Difference between revisions of "1957 AHSME Problems/Problem 18"

Latest revision as of 09:53, 25 July 2024

Problem

Circle $O$ has diameters $AB$ and $CD$ perpendicular to each other. $AM$ is any chord intersecting $CD$ at $P$ . Then $AP\cdot AM$ is equal to:

$[asy] defaultpen(linewidth(.8pt)); unitsize(2cm); pair O = origin; pair A = (-1,0); pair B = (1,0); pair C = (0,1); pair D = (0,-1); pair M = dir(45); pair P = intersectionpoint(O--C,A--M); draw(Circle(O,1)); draw(A--B); draw(C--D); draw(A--M); label("$A$",A,W); label("$B$",B,E); label("$C$",C,N); label("$D$",D,S); label("$M$",M,NE); label("$O$",O,NE); label("$P$",P,NW);[/asy]$

$\textbf{(A)}\ AO\cdot OB \qquad \textbf{(B)}\ AO\cdot AB\qquad \\ \textbf{(C)}\ CP\cdot CD \qquad \textbf{(D)}\ CP\cdot PD\qquad \textbf{(E)}\ CO\cdot OP$

Solution 1

Draw $MB$ . Since $\angle AMB$ is inscribed on a diameter, $\angle AMB$ is $90^\circ$ . By AA Similarity, $\triangle APO \sim \triangle ABM$ . Setting up ratios, we get $\frac{AP}{AO}=\frac{AB}{AM}$ . Cross-multiplying, we get $AP\cdot AM = AO \cdot AB$ , so the answer is $\boxed{\textbf{(B)}}$ .

* Problems to work on:
a. In the 1957 AHSME problem page, translate this sentence into Spanish: "Circle $O$ has diameters $AB$ and $CD$ perpendicular to each other."
b. Pick up the 1957 AHSME problem page after its last sentence and keep writing it.

* Data shown:
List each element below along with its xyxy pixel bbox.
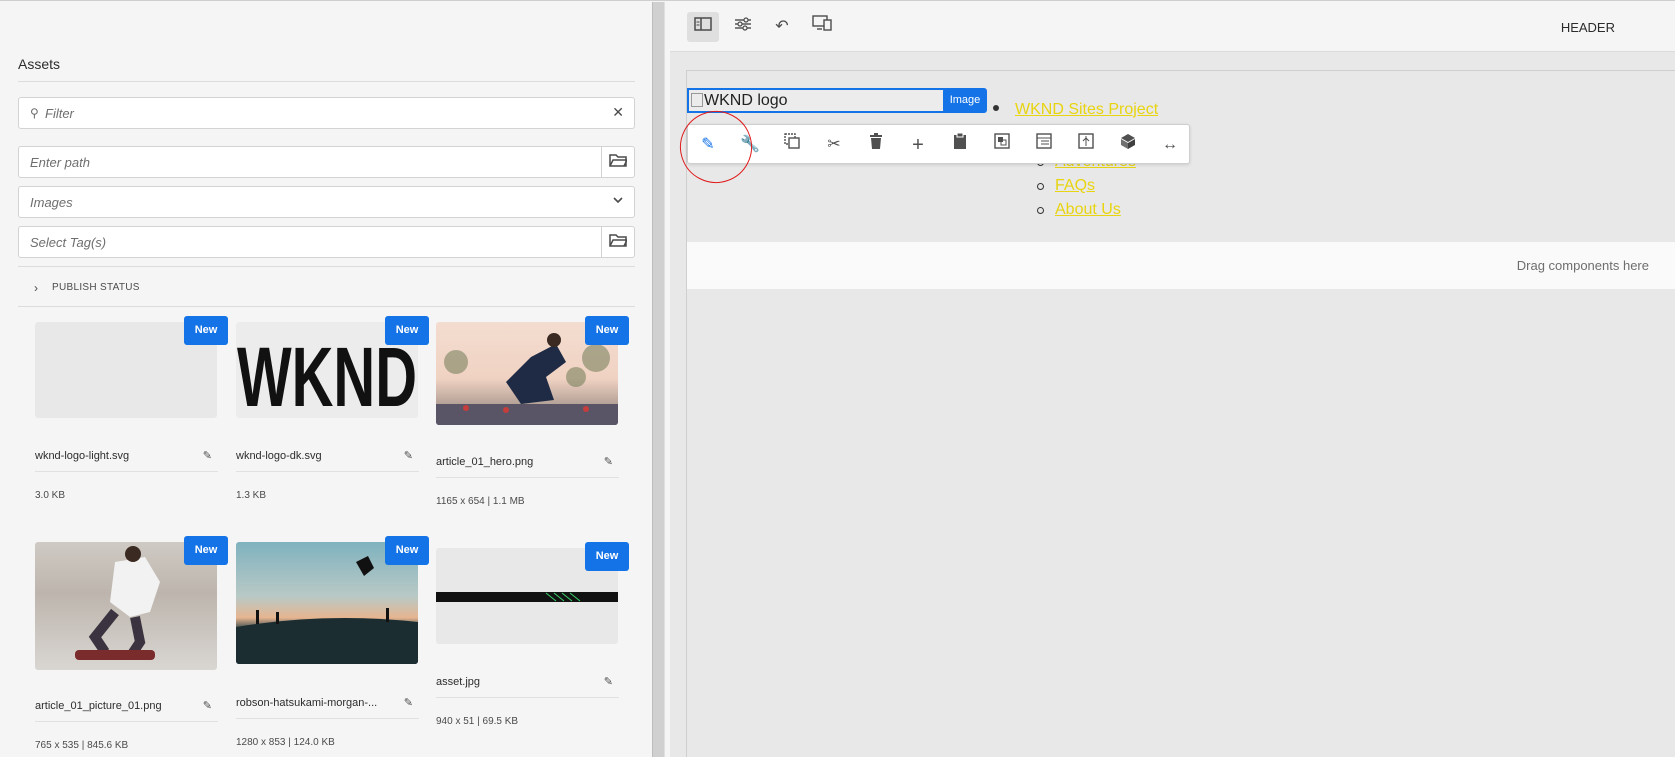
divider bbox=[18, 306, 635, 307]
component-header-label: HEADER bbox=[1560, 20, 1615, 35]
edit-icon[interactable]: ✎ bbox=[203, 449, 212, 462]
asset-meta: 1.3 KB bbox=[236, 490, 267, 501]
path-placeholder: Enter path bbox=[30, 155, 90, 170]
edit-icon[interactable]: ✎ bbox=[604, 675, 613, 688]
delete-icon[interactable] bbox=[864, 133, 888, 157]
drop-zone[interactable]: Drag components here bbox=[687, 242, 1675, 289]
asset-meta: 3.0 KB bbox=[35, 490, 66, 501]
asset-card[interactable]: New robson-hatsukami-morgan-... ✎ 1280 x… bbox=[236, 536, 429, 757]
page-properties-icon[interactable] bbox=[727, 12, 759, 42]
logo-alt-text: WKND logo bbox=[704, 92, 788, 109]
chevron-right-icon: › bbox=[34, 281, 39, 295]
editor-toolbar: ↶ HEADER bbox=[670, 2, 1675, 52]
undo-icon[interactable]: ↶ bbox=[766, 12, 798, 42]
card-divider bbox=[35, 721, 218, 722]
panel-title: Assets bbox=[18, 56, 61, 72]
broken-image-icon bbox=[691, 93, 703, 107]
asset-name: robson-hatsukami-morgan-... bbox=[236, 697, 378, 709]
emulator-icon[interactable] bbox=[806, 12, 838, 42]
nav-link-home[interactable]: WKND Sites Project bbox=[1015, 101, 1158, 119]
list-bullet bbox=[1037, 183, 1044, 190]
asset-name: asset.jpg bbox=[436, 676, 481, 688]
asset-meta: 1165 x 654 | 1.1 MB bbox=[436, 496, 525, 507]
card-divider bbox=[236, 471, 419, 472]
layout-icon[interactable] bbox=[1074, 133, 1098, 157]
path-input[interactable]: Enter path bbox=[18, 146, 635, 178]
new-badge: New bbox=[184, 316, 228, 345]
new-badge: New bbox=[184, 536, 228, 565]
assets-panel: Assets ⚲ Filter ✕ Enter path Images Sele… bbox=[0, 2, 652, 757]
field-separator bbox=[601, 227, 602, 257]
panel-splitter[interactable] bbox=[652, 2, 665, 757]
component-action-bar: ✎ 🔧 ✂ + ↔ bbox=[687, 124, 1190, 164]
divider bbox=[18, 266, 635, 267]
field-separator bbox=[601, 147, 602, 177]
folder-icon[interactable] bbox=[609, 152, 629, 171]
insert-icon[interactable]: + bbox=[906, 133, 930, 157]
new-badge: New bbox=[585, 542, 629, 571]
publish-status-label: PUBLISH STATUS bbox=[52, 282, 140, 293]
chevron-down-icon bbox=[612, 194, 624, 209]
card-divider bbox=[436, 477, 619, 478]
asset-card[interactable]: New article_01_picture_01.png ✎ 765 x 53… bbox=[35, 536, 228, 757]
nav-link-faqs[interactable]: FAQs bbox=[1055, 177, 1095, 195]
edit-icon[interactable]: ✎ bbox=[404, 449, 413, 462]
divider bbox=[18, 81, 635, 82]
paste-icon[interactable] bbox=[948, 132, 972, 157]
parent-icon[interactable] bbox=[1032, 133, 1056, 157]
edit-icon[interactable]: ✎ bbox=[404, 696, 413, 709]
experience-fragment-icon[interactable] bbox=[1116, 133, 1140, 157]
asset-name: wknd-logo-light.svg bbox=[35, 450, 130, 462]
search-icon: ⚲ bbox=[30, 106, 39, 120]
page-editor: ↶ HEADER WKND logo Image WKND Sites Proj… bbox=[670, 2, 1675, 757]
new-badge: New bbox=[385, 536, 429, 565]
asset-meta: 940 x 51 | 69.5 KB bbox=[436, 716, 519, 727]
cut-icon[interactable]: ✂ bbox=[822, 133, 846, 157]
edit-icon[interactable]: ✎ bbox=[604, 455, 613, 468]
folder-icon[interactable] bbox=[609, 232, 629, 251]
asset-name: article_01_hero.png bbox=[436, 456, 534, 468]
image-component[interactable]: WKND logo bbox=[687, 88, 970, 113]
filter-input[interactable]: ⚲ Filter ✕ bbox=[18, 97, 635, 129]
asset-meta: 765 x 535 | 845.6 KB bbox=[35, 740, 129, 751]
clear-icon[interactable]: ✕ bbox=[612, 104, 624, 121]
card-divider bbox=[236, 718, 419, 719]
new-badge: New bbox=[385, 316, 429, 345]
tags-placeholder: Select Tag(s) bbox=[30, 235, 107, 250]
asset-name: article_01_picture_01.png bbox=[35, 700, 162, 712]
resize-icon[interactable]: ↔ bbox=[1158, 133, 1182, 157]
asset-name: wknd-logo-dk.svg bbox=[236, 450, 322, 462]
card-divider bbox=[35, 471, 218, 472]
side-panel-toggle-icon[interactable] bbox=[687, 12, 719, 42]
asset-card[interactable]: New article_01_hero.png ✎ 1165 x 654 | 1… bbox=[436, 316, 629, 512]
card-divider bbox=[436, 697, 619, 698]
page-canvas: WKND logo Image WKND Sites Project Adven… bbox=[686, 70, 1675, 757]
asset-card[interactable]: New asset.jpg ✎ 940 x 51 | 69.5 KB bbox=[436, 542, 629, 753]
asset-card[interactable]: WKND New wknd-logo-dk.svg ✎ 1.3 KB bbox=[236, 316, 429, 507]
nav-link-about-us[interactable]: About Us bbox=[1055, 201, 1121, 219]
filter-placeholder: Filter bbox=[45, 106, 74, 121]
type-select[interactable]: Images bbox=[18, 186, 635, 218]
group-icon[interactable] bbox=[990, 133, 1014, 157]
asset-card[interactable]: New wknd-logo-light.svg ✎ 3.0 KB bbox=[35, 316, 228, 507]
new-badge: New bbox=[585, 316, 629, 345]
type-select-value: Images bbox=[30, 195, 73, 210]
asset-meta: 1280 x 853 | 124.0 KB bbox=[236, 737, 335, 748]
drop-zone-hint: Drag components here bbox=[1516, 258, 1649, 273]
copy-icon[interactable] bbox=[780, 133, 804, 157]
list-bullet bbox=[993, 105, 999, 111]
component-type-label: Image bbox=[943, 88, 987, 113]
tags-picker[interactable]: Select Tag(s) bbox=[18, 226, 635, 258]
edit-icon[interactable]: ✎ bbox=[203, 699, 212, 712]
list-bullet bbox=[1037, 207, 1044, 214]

* Responses in order:
a. El círculo $O$ tiene diámetros $AB$ y $CD$ perpendiculares entre sí.

b.
Solution 2

By Thales' Theorem, $\measuredangle PMB = \measuredangle AMB = 90^{\circ}$ . Because, from the problem, $\measuredangle POB = 90^{\circ}$ as well, $\measuredangle PMB + \measuredangle POB = 180^{\circ}$ , so $PMBO$ is a cyclic quadrilateral. Thus, because $P$ , $M$ , $O$ , and $B$ lie on a circle, we can use Power of a Point. From this theorem, we get that $AP \cdot AM = AO \cdot AB$ , which is answer choice $\boxed{\textbf{(B)}}$ .

1957 AHSC (Problems • Answer Key • Resources)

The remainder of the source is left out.